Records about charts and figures
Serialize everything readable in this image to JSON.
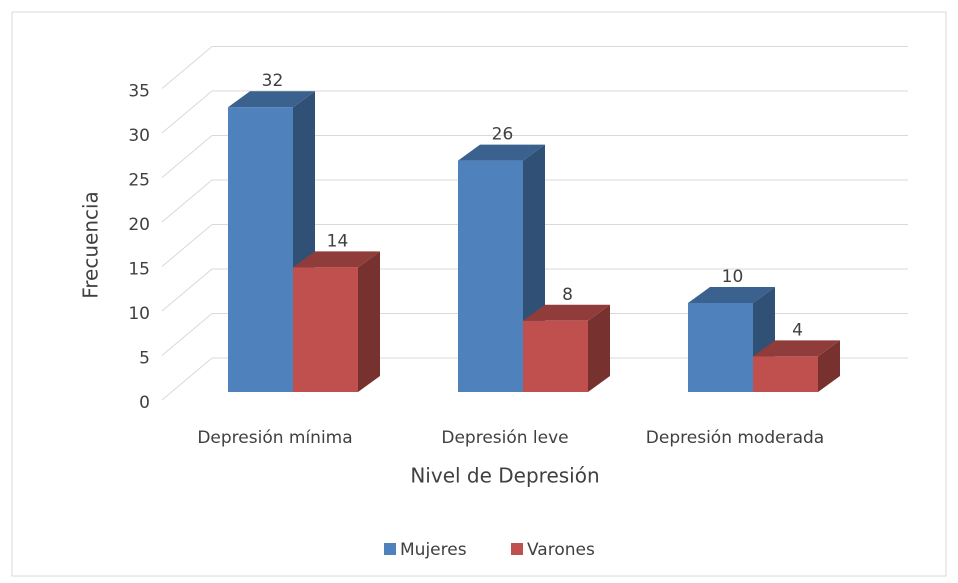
{
  "chart_data": {
    "type": "bar3d",
    "x_label": "Nivel de Depresión",
    "y_label": "Frecuencia",
    "categories": [
      "Depresión mínima",
      "Depresión leve",
      "Depresión moderada"
    ],
    "series": [
      {
        "name": "Mujeres",
        "color": "#4f81bd",
        "values": [
          32,
          26,
          10
        ]
      },
      {
        "name": "Varones",
        "color": "#c0504d",
        "values": [
          14,
          8,
          4
        ]
      }
    ],
    "ylim": [
      0,
      35
    ],
    "yticks": [
      0,
      5,
      10,
      15,
      20,
      25,
      30,
      35
    ],
    "grid": true,
    "legend": "bottom"
  }
}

Description of the task:
Every record above should be written out again exactly; the pictures stay out of the copy.

Written response:
Serialize everything readable in this image to JSON.
{
  "chart_data": {
    "type": "bar3d",
    "x_label": "Nivel de Depresión",
    "y_label": "Frecuencia",
    "categories": [
      "Depresión mínima",
      "Depresión leve",
      "Depresión moderada"
    ],
    "series": [
      {
        "name": "Mujeres",
        "color": "#4f81bd",
        "values": [
          32,
          26,
          10
        ]
      },
      {
        "name": "Varones",
        "color": "#c0504d",
        "values": [
          14,
          8,
          4
        ]
      }
    ],
    "ylim": [
      0,
      35
    ],
    "yticks": [
      0,
      5,
      10,
      15,
      20,
      25,
      30,
      35
    ],
    "grid": true,
    "legend": "bottom"
  }
}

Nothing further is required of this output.